OBJECTIVE = What follows is a set of entries. Repeat them exactly, but not their pictures.

[Items from a figure collection]
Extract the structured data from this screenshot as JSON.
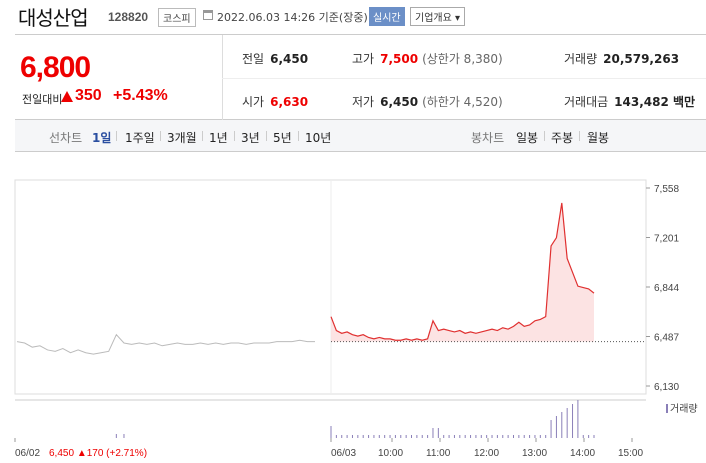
{
  "header": {
    "name": "대성산업",
    "code": "128820",
    "market": "코스피",
    "date": "2022.06.03 14:26 기준(장중)",
    "realtime": "실시간",
    "company_info": "기업개요 ▾"
  },
  "quote": {
    "price": "6,800",
    "change_label": "전일대비",
    "change": "350",
    "change_pct": "+5.43%",
    "prev_label": "전일",
    "prev": "6,450",
    "high_label": "고가",
    "high": "7,500",
    "upper_limit": "(상한가 8,380)",
    "volume_label": "거래량",
    "volume": "20,579,263",
    "open_label": "시가",
    "open": "6,630",
    "low_label": "저가",
    "low": "6,450",
    "lower_limit": "(하한가 4,520)",
    "amount_label": "거래대금",
    "amount": "143,482 백만"
  },
  "tabs": {
    "line_label": "선차트",
    "line": [
      "1일",
      "1주일",
      "3개월",
      "1년",
      "3년",
      "5년",
      "10년"
    ],
    "candle_label": "봉차트",
    "candle": [
      "일봉",
      "주봉",
      "월봉"
    ]
  },
  "chart_data": {
    "type": "line",
    "y_ticks": [
      "7,558",
      "7,201",
      "6,844",
      "6,487",
      "6,130"
    ],
    "ylim": [
      6130,
      7558
    ],
    "x_ticks": [
      "06/02",
      "06/03",
      "10:00",
      "11:00",
      "12:00",
      "13:00",
      "14:00",
      "15:00"
    ],
    "volume_label": "거래량",
    "prev_day_footer": {
      "date": "06/02",
      "price": "6,450",
      "change": "▲170 (+2.71%)"
    },
    "series": [
      {
        "values_prev_day": [
          6450,
          6440,
          6410,
          6420,
          6390,
          6380,
          6400,
          6370,
          6390,
          6370,
          6360,
          6370,
          6380,
          6500,
          6440,
          6430,
          6440,
          6430,
          6440,
          6420,
          6430,
          6440,
          6430,
          6430,
          6440,
          6430,
          6440,
          6430,
          6440,
          6440,
          6430,
          6440,
          6440,
          6440,
          6450,
          6450,
          6450,
          6460,
          6450,
          6450
        ],
        "values_today": [
          6630,
          6530,
          6510,
          6520,
          6500,
          6490,
          6500,
          6480,
          6470,
          6480,
          6470,
          6470,
          6460,
          6460,
          6470,
          6460,
          6470,
          6460,
          6470,
          6600,
          6530,
          6540,
          6530,
          6520,
          6530,
          6510,
          6520,
          6510,
          6520,
          6530,
          6540,
          6530,
          6550,
          6540,
          6560,
          6590,
          6560,
          6570,
          6600,
          6610,
          6630,
          7140,
          7200,
          7450,
          7050,
          6950,
          6850,
          6840,
          6830,
          6800
        ],
        "prev_close": 6450
      }
    ]
  }
}
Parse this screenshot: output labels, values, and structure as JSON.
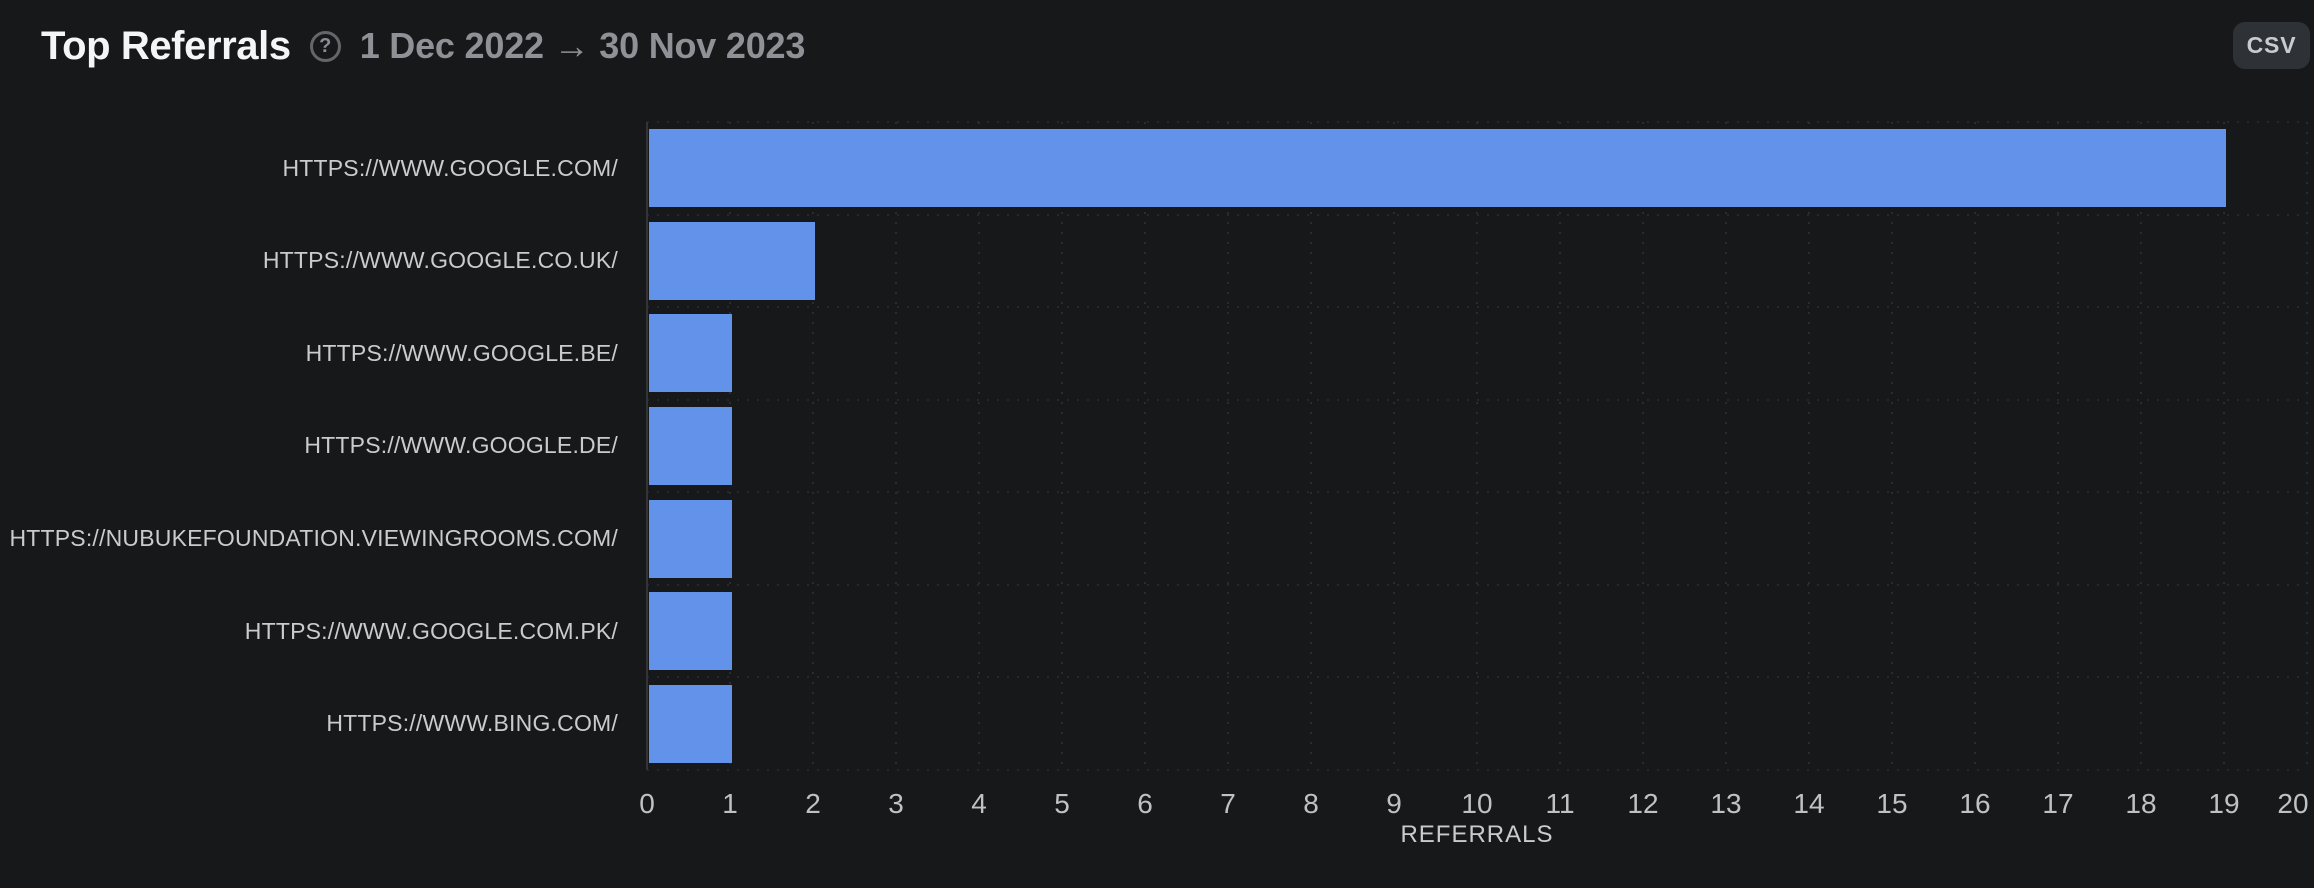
{
  "header": {
    "title": "Top Referrals",
    "help_icon_glyph": "?",
    "date_range": "1 Dec 2022 → 30 Nov 2023",
    "csv_button_label": "CSV"
  },
  "chart_data": {
    "type": "bar",
    "orientation": "horizontal",
    "title": "Top Referrals",
    "xlabel": "REFERRALS",
    "ylabel": "",
    "xlim": [
      0,
      20
    ],
    "x_tick_step": 1,
    "grid": "dotted",
    "legend": "none",
    "bar_color": "#6292e9",
    "categories": [
      "HTTPS://WWW.GOOGLE.COM/",
      "HTTPS://WWW.GOOGLE.CO.UK/",
      "HTTPS://WWW.GOOGLE.BE/",
      "HTTPS://WWW.GOOGLE.DE/",
      "HTTPS://NUBUKEFOUNDATION.VIEWINGROOMS.COM/",
      "HTTPS://WWW.GOOGLE.COM.PK/",
      "HTTPS://WWW.BING.COM/"
    ],
    "values": [
      19,
      2,
      1,
      1,
      1,
      1,
      1
    ]
  },
  "colors": {
    "background": "#17181a",
    "bar": "#6292e9",
    "title_text": "#f4f5f6",
    "secondary_text": "#8e9196",
    "axis_text": "#bfc1c4",
    "label_text": "#c9cbce",
    "csv_button_bg": "#2e3136",
    "gridline": "#2a2c2f"
  }
}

SOLUTION =
Extract the structured data from this screenshot as JSON.
{
  "header": {
    "name": "대성산업",
    "code": "128820",
    "market": "코스피",
    "date": "2022.06.03 14:26 기준(장중)",
    "realtime": "실시간",
    "company_info": "기업개요 ▾"
  },
  "quote": {
    "price": "6,800",
    "change_label": "전일대비",
    "change": "350",
    "change_pct": "+5.43%",
    "prev_label": "전일",
    "prev": "6,450",
    "high_label": "고가",
    "high": "7,500",
    "upper_limit": "(상한가 8,380)",
    "volume_label": "거래량",
    "volume": "20,579,263",
    "open_label": "시가",
    "open": "6,630",
    "low_label": "저가",
    "low": "6,450",
    "lower_limit": "(하한가 4,520)",
    "amount_label": "거래대금",
    "amount": "143,482 백만"
  },
  "tabs": {
    "line_label": "선차트",
    "line": [
      "1일",
      "1주일",
      "3개월",
      "1년",
      "3년",
      "5년",
      "10년"
    ],
    "candle_label": "봉차트",
    "candle": [
      "일봉",
      "주봉",
      "월봉"
    ]
  },
  "chart_data": {
    "type": "line",
    "y_ticks": [
      "7,558",
      "7,201",
      "6,844",
      "6,487",
      "6,130"
    ],
    "ylim": [
      6130,
      7558
    ],
    "x_ticks": [
      "06/02",
      "06/03",
      "10:00",
      "11:00",
      "12:00",
      "13:00",
      "14:00",
      "15:00"
    ],
    "volume_label": "거래량",
    "prev_day_footer": {
      "date": "06/02",
      "price": "6,450",
      "change": "▲170 (+2.71%)"
    },
    "series": [
      {
        "values_prev_day": [
          6450,
          6440,
          6410,
          6420,
          6390,
          6380,
          6400,
          6370,
          6390,
          6370,
          6360,
          6370,
          6380,
          6500,
          6440,
          6430,
          6440,
          6430,
          6440,
          6420,
          6430,
          6440,
          6430,
          6430,
          6440,
          6430,
          6440,
          6430,
          6440,
          6440,
          6430,
          6440,
          6440,
          6440,
          6450,
          6450,
          6450,
          6460,
          6450,
          6450
        ],
        "values_today": [
          6630,
          6530,
          6510,
          6520,
          6500,
          6490,
          6500,
          6480,
          6470,
          6480,
          6470,
          6470,
          6460,
          6460,
          6470,
          6460,
          6470,
          6460,
          6470,
          6600,
          6530,
          6540,
          6530,
          6520,
          6530,
          6510,
          6520,
          6510,
          6520,
          6530,
          6540,
          6530,
          6550,
          6540,
          6560,
          6590,
          6560,
          6570,
          6600,
          6610,
          6630,
          7140,
          7200,
          7450,
          7050,
          6950,
          6850,
          6840,
          6830,
          6800
        ],
        "prev_close": 6450
      }
    ]
  }
}
Parse this screenshot: output labels, values, and structure as JSON.
{
  "header": {
    "title": "Top Referrals",
    "help_icon_glyph": "?",
    "date_range": "1 Dec 2022 → 30 Nov 2023",
    "csv_button_label": "CSV"
  },
  "chart_data": {
    "type": "bar",
    "orientation": "horizontal",
    "title": "Top Referrals",
    "xlabel": "REFERRALS",
    "ylabel": "",
    "xlim": [
      0,
      20
    ],
    "x_tick_step": 1,
    "grid": "dotted",
    "legend": "none",
    "bar_color": "#6292e9",
    "categories": [
      "HTTPS://WWW.GOOGLE.COM/",
      "HTTPS://WWW.GOOGLE.CO.UK/",
      "HTTPS://WWW.GOOGLE.BE/",
      "HTTPS://WWW.GOOGLE.DE/",
      "HTTPS://NUBUKEFOUNDATION.VIEWINGROOMS.COM/",
      "HTTPS://WWW.GOOGLE.COM.PK/",
      "HTTPS://WWW.BING.COM/"
    ],
    "values": [
      19,
      2,
      1,
      1,
      1,
      1,
      1
    ]
  },
  "colors": {
    "background": "#17181a",
    "bar": "#6292e9",
    "title_text": "#f4f5f6",
    "secondary_text": "#8e9196",
    "axis_text": "#bfc1c4",
    "label_text": "#c9cbce",
    "csv_button_bg": "#2e3136",
    "gridline": "#2a2c2f"
  }
}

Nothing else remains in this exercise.